TASK TO COMPLETE:
Leave every picture out and write out the records below exactly.

[Start of DATA PROVIDED]

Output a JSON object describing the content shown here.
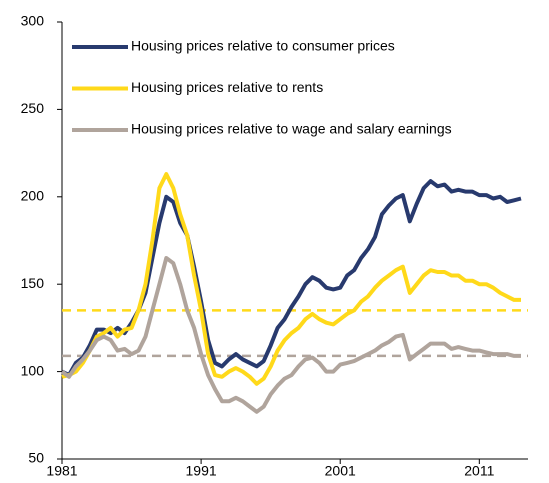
{
  "chart_data": {
    "type": "line",
    "x": [
      1981,
      1981.5,
      1982,
      1982.5,
      1983,
      1983.5,
      1984,
      1984.5,
      1985,
      1985.5,
      1986,
      1986.5,
      1987,
      1987.5,
      1988,
      1988.5,
      1989,
      1989.5,
      1990,
      1990.5,
      1991,
      1991.5,
      1992,
      1992.5,
      1993,
      1993.5,
      1994,
      1994.5,
      1995,
      1995.5,
      1996,
      1996.5,
      1997,
      1997.5,
      1998,
      1998.5,
      1999,
      1999.5,
      2000,
      2000.5,
      2001,
      2001.5,
      2002,
      2002.5,
      2003,
      2003.5,
      2004,
      2004.5,
      2005,
      2005.5,
      2006,
      2006.5,
      2007,
      2007.5,
      2008,
      2008.5,
      2009,
      2009.5,
      2010,
      2010.5,
      2011,
      2011.5,
      2012,
      2012.5,
      2013,
      2013.5,
      2014
    ],
    "series": [
      {
        "name": "Housing prices relative to consumer prices",
        "color": "#283a6e",
        "values": [
          100,
          98,
          105,
          108,
          115,
          124,
          124,
          122,
          125,
          122,
          128,
          135,
          145,
          165,
          185,
          200,
          197,
          185,
          178,
          160,
          140,
          118,
          105,
          103,
          107,
          110,
          107,
          105,
          103,
          106,
          115,
          125,
          130,
          137,
          143,
          150,
          154,
          152,
          148,
          147,
          148,
          155,
          158,
          165,
          170,
          177,
          190,
          195,
          199,
          201,
          186,
          196,
          205,
          209,
          206,
          207,
          203,
          204,
          203,
          203,
          201,
          201,
          199,
          200,
          197,
          198,
          199
        ]
      },
      {
        "name": "Housing prices relative to rents",
        "color": "#ffd91a",
        "values": [
          97,
          98,
          100,
          105,
          112,
          120,
          122,
          125,
          120,
          124,
          125,
          135,
          150,
          175,
          205,
          213,
          205,
          190,
          178,
          155,
          135,
          110,
          98,
          97,
          100,
          102,
          100,
          97,
          93,
          96,
          103,
          112,
          118,
          122,
          125,
          130,
          133,
          130,
          128,
          127,
          130,
          133,
          135,
          140,
          143,
          148,
          152,
          155,
          158,
          160,
          145,
          150,
          155,
          158,
          157,
          157,
          155,
          155,
          152,
          152,
          150,
          150,
          148,
          145,
          143,
          141,
          141
        ]
      },
      {
        "name": "Housing prices relative to wage and salary earnings",
        "color": "#b0a49c",
        "values": [
          100,
          97,
          103,
          107,
          112,
          118,
          120,
          118,
          112,
          113,
          110,
          112,
          120,
          135,
          150,
          165,
          162,
          150,
          135,
          125,
          110,
          98,
          90,
          83,
          83,
          85,
          83,
          80,
          77,
          80,
          87,
          92,
          96,
          98,
          103,
          107,
          108,
          105,
          100,
          100,
          104,
          105,
          106,
          108,
          110,
          112,
          115,
          117,
          120,
          121,
          107,
          110,
          113,
          116,
          116,
          116,
          113,
          114,
          113,
          112,
          112,
          111,
          110,
          110,
          110,
          109,
          109
        ]
      }
    ],
    "reference_lines": [
      {
        "value": 135,
        "color": "#ffd91a"
      },
      {
        "value": 109,
        "color": "#b0a49c"
      }
    ],
    "xlim": [
      1981,
      2014.5
    ],
    "xticks": [
      1981,
      1991,
      2001,
      2011
    ],
    "ylim": [
      50,
      300
    ],
    "yticks": [
      50,
      100,
      150,
      200,
      250,
      300
    ],
    "legend": "upper left"
  }
}
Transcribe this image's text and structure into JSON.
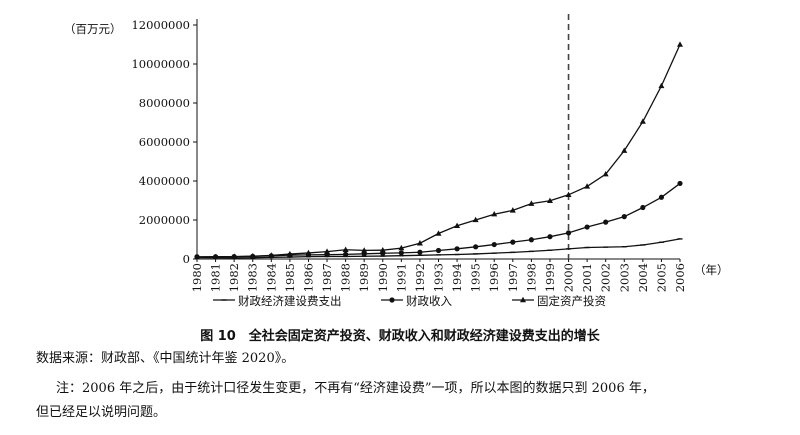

[End of DATA PROVIDED]

SOLUTION FOR THIS PROBLEM:
Output a JSON object describing the content shown here.
{
  "chart_data": {
    "type": "line",
    "x": [
      1981,
      1981.5,
      1982,
      1982.5,
      1983,
      1983.5,
      1984,
      1984.5,
      1985,
      1985.5,
      1986,
      1986.5,
      1987,
      1987.5,
      1988,
      1988.5,
      1989,
      1989.5,
      1990,
      1990.5,
      1991,
      1991.5,
      1992,
      1992.5,
      1993,
      1993.5,
      1994,
      1994.5,
      1995,
      1995.5,
      1996,
      1996.5,
      1997,
      1997.5,
      1998,
      1998.5,
      1999,
      1999.5,
      2000,
      2000.5,
      2001,
      2001.5,
      2002,
      2002.5,
      2003,
      2003.5,
      2004,
      2004.5,
      2005,
      2005.5,
      2006,
      2006.5,
      2007,
      2007.5,
      2008,
      2008.5,
      2009,
      2009.5,
      2010,
      2010.5,
      2011,
      2011.5,
      2012,
      2012.5,
      2013,
      2013.5,
      2014
    ],
    "series": [
      {
        "name": "Housing prices relative to consumer prices",
        "color": "#283a6e",
        "values": [
          100,
          98,
          105,
          108,
          115,
          124,
          124,
          122,
          125,
          122,
          128,
          135,
          145,
          165,
          185,
          200,
          197,
          185,
          178,
          160,
          140,
          118,
          105,
          103,
          107,
          110,
          107,
          105,
          103,
          106,
          115,
          125,
          130,
          137,
          143,
          150,
          154,
          152,
          148,
          147,
          148,
          155,
          158,
          165,
          170,
          177,
          190,
          195,
          199,
          201,
          186,
          196,
          205,
          209,
          206,
          207,
          203,
          204,
          203,
          203,
          201,
          201,
          199,
          200,
          197,
          198,
          199
        ]
      },
      {
        "name": "Housing prices relative to rents",
        "color": "#ffd91a",
        "values": [
          97,
          98,
          100,
          105,
          112,
          120,
          122,
          125,
          120,
          124,
          125,
          135,
          150,
          175,
          205,
          213,
          205,
          190,
          178,
          155,
          135,
          110,
          98,
          97,
          100,
          102,
          100,
          97,
          93,
          96,
          103,
          112,
          118,
          122,
          125,
          130,
          133,
          130,
          128,
          127,
          130,
          133,
          135,
          140,
          143,
          148,
          152,
          155,
          158,
          160,
          145,
          150,
          155,
          158,
          157,
          157,
          155,
          155,
          152,
          152,
          150,
          150,
          148,
          145,
          143,
          141,
          141
        ]
      },
      {
        "name": "Housing prices relative to wage and salary earnings",
        "color": "#b0a49c",
        "values": [
          100,
          97,
          103,
          107,
          112,
          118,
          120,
          118,
          112,
          113,
          110,
          112,
          120,
          135,
          150,
          165,
          162,
          150,
          135,
          125,
          110,
          98,
          90,
          83,
          83,
          85,
          83,
          80,
          77,
          80,
          87,
          92,
          96,
          98,
          103,
          107,
          108,
          105,
          100,
          100,
          104,
          105,
          106,
          108,
          110,
          112,
          115,
          117,
          120,
          121,
          107,
          110,
          113,
          116,
          116,
          116,
          113,
          114,
          113,
          112,
          112,
          111,
          110,
          110,
          110,
          109,
          109
        ]
      }
    ],
    "reference_lines": [
      {
        "value": 135,
        "color": "#ffd91a"
      },
      {
        "value": 109,
        "color": "#b0a49c"
      }
    ],
    "xlim": [
      1981,
      2014.5
    ],
    "xticks": [
      1981,
      1991,
      2001,
      2011
    ],
    "ylim": [
      50,
      300
    ],
    "yticks": [
      50,
      100,
      150,
      200,
      250,
      300
    ],
    "legend": "upper left"
  }
}
Transcribe this image's text and structure into JSON.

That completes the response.